- [PROBLEM STATEMENT] Identify the lines containing the word "Creating". Copy each one.

::::::

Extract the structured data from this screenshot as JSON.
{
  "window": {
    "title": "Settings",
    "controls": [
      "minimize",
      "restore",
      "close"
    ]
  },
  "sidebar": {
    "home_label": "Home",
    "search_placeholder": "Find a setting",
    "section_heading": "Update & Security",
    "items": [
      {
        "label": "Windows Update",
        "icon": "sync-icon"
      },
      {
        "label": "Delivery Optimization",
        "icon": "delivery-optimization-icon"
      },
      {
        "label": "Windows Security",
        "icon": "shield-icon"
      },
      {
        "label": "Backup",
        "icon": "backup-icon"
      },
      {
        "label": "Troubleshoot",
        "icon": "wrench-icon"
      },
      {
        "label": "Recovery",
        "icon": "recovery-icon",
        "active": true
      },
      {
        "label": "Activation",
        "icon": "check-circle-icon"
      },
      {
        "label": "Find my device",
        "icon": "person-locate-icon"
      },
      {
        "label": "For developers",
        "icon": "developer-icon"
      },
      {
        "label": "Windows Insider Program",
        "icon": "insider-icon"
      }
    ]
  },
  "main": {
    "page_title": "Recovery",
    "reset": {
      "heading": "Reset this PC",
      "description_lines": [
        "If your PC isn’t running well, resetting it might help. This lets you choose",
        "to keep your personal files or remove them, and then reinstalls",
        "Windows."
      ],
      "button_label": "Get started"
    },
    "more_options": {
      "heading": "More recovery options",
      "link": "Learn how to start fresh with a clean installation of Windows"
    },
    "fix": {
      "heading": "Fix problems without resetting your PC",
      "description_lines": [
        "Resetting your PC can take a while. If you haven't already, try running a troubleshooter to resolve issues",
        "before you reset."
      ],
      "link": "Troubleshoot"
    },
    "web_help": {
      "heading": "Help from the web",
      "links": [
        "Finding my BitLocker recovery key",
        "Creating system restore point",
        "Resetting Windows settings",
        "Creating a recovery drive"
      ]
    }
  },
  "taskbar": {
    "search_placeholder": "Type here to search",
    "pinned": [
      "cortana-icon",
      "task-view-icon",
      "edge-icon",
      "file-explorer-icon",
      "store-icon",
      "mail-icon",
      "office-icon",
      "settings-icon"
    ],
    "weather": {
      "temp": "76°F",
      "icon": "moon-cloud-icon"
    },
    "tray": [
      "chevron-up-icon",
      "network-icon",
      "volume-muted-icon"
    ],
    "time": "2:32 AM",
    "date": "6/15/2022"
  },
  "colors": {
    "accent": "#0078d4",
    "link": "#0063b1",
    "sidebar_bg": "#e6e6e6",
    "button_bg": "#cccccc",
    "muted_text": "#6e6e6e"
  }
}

::::::

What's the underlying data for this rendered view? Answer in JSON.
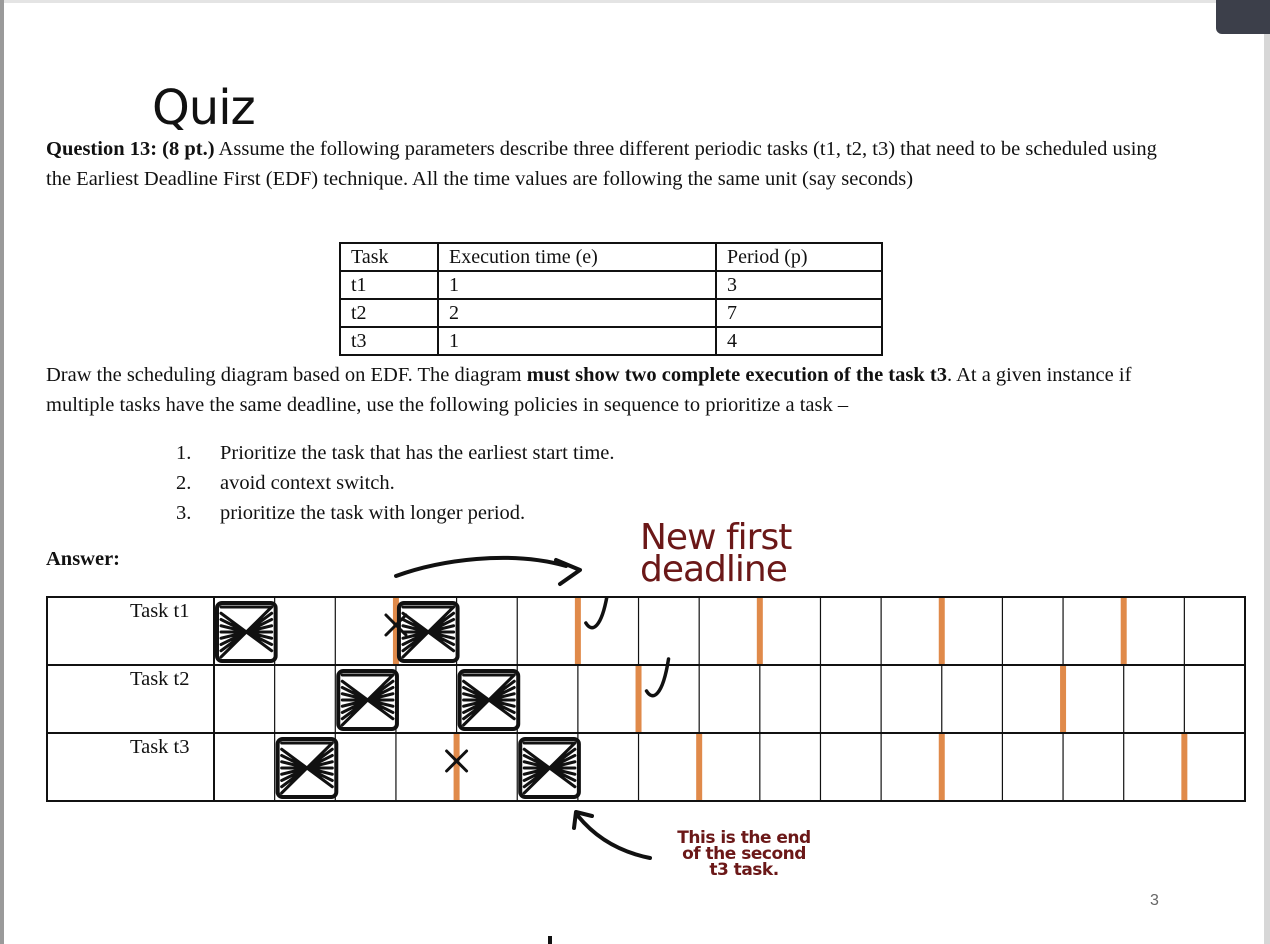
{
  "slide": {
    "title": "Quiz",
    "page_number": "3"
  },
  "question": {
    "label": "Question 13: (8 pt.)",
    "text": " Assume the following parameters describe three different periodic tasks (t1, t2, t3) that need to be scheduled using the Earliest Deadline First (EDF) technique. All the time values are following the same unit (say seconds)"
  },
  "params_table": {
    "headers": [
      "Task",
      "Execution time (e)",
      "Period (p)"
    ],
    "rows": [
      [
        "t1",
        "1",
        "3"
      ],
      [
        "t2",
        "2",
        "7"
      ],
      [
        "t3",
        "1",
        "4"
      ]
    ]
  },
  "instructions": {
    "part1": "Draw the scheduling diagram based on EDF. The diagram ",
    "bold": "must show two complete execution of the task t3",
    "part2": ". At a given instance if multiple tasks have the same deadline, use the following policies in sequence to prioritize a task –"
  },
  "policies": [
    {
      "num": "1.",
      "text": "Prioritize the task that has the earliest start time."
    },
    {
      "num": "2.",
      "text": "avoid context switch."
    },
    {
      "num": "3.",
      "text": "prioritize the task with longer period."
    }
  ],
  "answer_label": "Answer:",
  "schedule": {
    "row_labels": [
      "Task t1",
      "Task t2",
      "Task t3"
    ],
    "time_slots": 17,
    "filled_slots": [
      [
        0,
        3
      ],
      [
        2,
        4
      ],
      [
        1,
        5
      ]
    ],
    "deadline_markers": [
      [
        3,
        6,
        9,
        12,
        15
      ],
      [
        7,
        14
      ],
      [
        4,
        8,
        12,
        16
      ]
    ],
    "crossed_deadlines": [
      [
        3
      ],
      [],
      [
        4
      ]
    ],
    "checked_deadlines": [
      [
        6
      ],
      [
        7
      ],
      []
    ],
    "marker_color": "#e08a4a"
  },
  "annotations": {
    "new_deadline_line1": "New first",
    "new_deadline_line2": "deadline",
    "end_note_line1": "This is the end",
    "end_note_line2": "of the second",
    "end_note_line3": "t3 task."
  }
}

::::::

- [ANSWER TO THE EXERCISE]
        "Creating system restore point",
        "Creating a recovery drive"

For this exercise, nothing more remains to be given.